- Exercise aim -
Would you pull out every line of the material that contains the string "Jyväskylän"?
#### Data shown ####
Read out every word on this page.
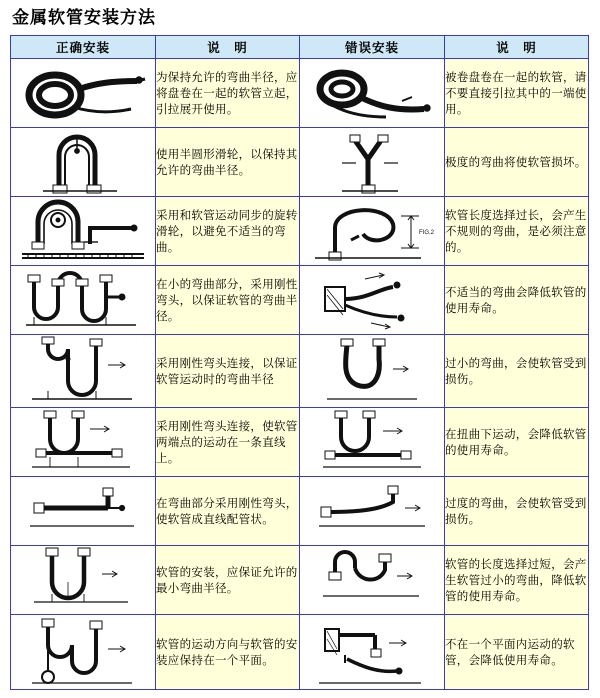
金属软管安装方法
正确安装	说　明	错误安装	说　明

	为保持允许的弯曲半径，应将盘卷在一起的软管立起，引拉展开使用。		被卷盘卷在一起的软管，请不要直接引拉其中的一端使用。

	使用半圆形滑轮，以保持其允许的弯曲半径。		极度的弯曲将使软管损坏。

	采用和软管运动同步的旋转滑轮，以避免不适当的弯曲。	FIG.2	软管长度选择过长，会产生不规则的弯曲，是必须注意的。

	在小的弯曲部分，采用刚性弯头，以保证软管的弯曲半径。		不适当的弯曲会降低软管的使用寿命。

	采用刚性弯头连接，以保证软管运动时的弯曲半径		过小的弯曲，会使软管受到损伤。

	采用刚性弯头连接，使软管两端点的运动在一条直线上。		在扭曲下运动，会降低软管的使用寿命。

	在弯曲部分采用刚性弯头，使软管成直线配管状。		过度的弯曲，会使软管受到损伤。

	软管的安装，应保证允许的最小弯曲半径。		软管的长度选择过短，会产生软管过小的弯曲，降低软管的使用寿命。

	软管的运动方向与软管的安装应保持在一个平面。		不在一个平面内运动的软管，会降低使用寿命。
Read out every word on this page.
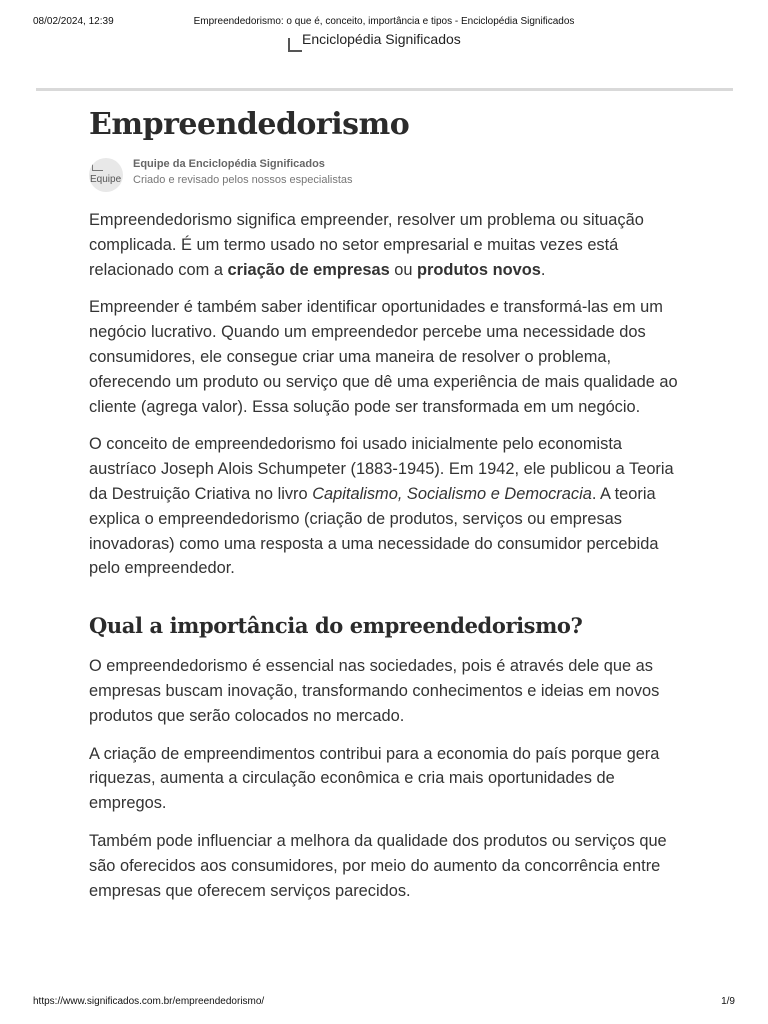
08/02/2024, 12:39	Empreendedorismo: o que é, conceito, importância e tipos - Enciclopédia Significados
Enciclopédia Significados
Empreendedorismo
Equipe
Equipe da Enciclopédia Significados
Criado e revisado pelos nossos especialistas

Empreendedorismo significa empreender, resolver um problema ou situação complicada. É um termo usado no setor empresarial e muitas vezes está relacionado com a criação de empresas ou produtos novos.

Empreender é também saber identificar oportunidades e transformá-las em um negócio lucrativo. Quando um empreendedor percebe uma necessidade dos consumidores, ele consegue criar uma maneira de resolver o problema, oferecendo um produto ou serviço que dê uma experiência de mais qualidade ao cliente (agrega valor). Essa solução pode ser transformada em um negócio.

O conceito de empreendedorismo foi usado inicialmente pelo economista austríaco Joseph Alois Schumpeter (1883-1945). Em 1942, ele publicou a Teoria da Destruição Criativa no livro Capitalismo, Socialismo e Democracia. A teoria explica o empreendedorismo (criação de produtos, serviços ou empresas inovadoras) como uma resposta a uma necessidade do consumidor percebida pelo empreendedor.

Qual a importância do empreendedorismo?

O empreendedorismo é essencial nas sociedades, pois é através dele que as empresas buscam inovação, transformando conhecimentos e ideias em novos produtos que serão colocados no mercado.

A criação de empreendimentos contribui para a economia do país porque gera riquezas, aumenta a circulação econômica e cria mais oportunidades de empregos.

Também pode influenciar a melhora da qualidade dos produtos ou serviços que são oferecidos aos consumidores, por meio do aumento da concorrência entre empresas que oferecem serviços parecidos.

https://www.significados.com.br/empreendedorismo/	1/9
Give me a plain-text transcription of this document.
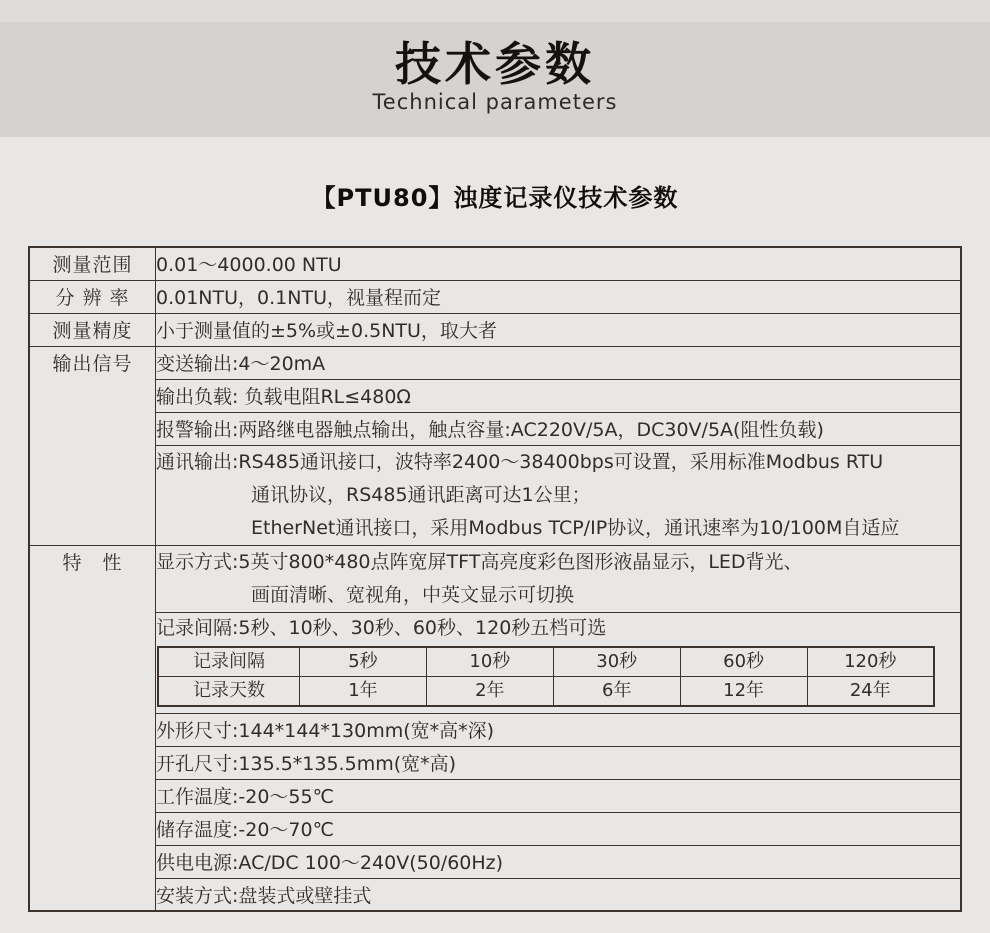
技术参数
Technical parameters
【PTU80】浊度记录仪技术参数
测量范围	0.01～4000.00 NTU
分 辨 率	0.01NTU，0.1NTU，视量程而定
测量精度	小于测量值的±5%或±0.5NTU，取大者
输出信号	变送输出:4～20mA
输出负载: 负载电阻RL≤480Ω
报警输出:两路继电器触点输出，触点容量:AC220V/5A，DC30V/5A(阻性负载)

通讯输出:RS485通讯接口，波特率2400～38400bps可设置，采用标准Modbus RTU
通讯协议，RS485通讯距离可达1公里；
EtherNet通讯接口，采用Modbus TCP/IP协议，通讯速率为10/100M自适应

特　性	显示方式:5英寸800*480点阵宽屏TFT高亮度彩色图形液晶显示，LED背光、
画面清晰、宽视角，中英文显示可切换

记录间隔:5秒、10秒、30秒、60秒、120秒五档可选
记录间隔	5秒	10秒	30秒	60秒	120秒
记录天数	1年	2年	6年	12年	24年

外形尺寸:144*144*130mm(宽*高*深)
开孔尺寸:135.5*135.5mm(宽*高)
工作温度:-20～55℃
储存温度:-20～70℃
供电电源:AC/DC 100～240V(50/60Hz)
安装方式:盘装式或壁挂式
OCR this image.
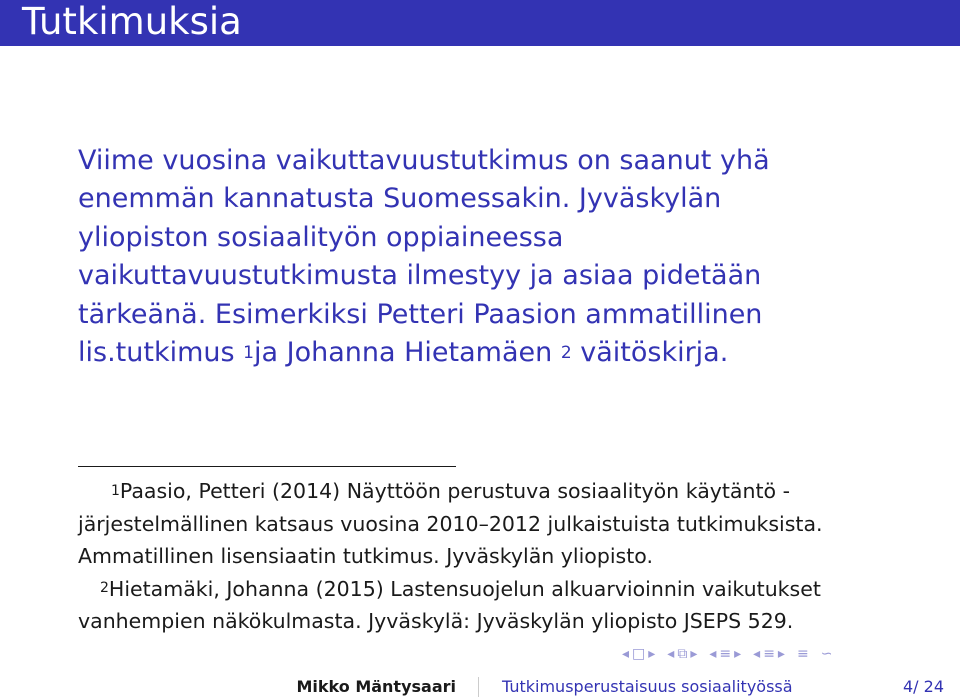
Tutkimuksia
Viime vuosina vaikuttavuustutkimus on saanut yhä
enemmän kannatusta Suomessakin. Jyväskylän
yliopiston sosiaalityön oppiaineessa
vaikuttavuustutkimusta ilmestyy ja asiaa pidetään
tärkeänä. Esimerkiksi Petteri Paasion ammatillinen
lis.tutkimus $^1$ja Johanna Hietamäen $^2$ väitöskirja.

$^1$Paasio, Petteri (2014) Näyttöön perustuva sosiaalityön käytäntö - järjestelmällinen katsaus vuosina 2010–2012 julkaistuista tutkimuksista. Ammatillinen lisensiaatin tutkimus. Jyväskylän yliopisto.

$^2$Hietamäki, Johanna (2015) Lastensuojelun alkuarvioinnin vaikutukset vanhempien näkökulmasta. Jyväskylä: Jyväskylän yliopisto JSEPS 529.

◂ □ ▸ ◂ ⧉ ▸ ◂ ≡ ▸ ◂ ≡ ▸ ≡ ∽
Mikko Mäntysaari	Tutkimusperustaisuus sosiaalityössä	4/ 24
####
- Result for this task -
enemmän kannatusta Suomessakin. Jyväskylän
$^1$Paasio, Petteri (2014) Näyttöön perustuva sosiaalityön käytäntö - järjestelmällinen katsaus vuosina 2010–2012 julkaistuista tutkimuksista. Ammatillinen lisensiaatin tutkimus. Jyväskylän yliopisto.
$^2$Hietamäki, Johanna (2015) Lastensuojelun alkuarvioinnin vaikutukset vanhempien näkökulmasta. Jyväskylä: Jyväskylän yliopisto JSEPS 529.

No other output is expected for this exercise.